• **What you are asked to do**: Below is a listing. Gather each line of it that contains "файла".

• **Input**:
○ ○ ○ ○ ○ ○ ○

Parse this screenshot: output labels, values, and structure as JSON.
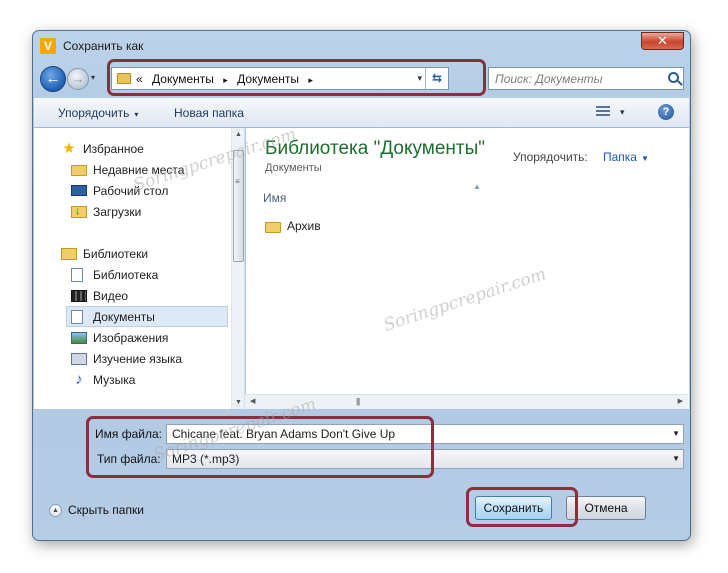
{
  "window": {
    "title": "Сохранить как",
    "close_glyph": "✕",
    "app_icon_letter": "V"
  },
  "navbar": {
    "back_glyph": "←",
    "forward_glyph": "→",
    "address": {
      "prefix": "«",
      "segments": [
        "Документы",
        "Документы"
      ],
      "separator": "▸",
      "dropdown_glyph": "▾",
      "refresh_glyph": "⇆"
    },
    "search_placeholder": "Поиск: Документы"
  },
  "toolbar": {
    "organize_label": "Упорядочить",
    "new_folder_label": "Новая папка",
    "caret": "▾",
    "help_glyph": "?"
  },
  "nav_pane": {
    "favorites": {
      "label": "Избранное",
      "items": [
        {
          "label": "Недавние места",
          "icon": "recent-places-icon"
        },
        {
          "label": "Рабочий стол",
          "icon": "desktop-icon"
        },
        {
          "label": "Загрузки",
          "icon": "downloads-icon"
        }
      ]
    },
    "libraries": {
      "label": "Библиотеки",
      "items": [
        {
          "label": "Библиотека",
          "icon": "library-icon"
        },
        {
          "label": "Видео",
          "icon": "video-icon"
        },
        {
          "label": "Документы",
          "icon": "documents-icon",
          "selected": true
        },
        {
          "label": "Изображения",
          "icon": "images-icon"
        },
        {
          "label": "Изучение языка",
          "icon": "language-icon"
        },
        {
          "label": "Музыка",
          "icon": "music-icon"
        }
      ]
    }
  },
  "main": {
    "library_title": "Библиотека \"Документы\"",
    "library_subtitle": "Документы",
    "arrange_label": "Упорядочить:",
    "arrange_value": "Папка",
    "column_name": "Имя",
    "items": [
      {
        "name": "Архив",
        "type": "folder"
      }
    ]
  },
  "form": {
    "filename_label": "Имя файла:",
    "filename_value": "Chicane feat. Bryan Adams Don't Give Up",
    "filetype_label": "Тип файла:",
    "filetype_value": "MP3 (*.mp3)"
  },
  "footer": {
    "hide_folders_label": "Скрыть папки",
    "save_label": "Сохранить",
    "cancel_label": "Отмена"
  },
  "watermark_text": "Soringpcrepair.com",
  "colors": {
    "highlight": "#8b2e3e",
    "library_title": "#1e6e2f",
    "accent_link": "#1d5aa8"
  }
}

○ ○ ○ ○ ○ ○ ○

• **Completed exercise**:
    "filename_label": "Имя файла:",
    "filetype_label": "Тип файла:",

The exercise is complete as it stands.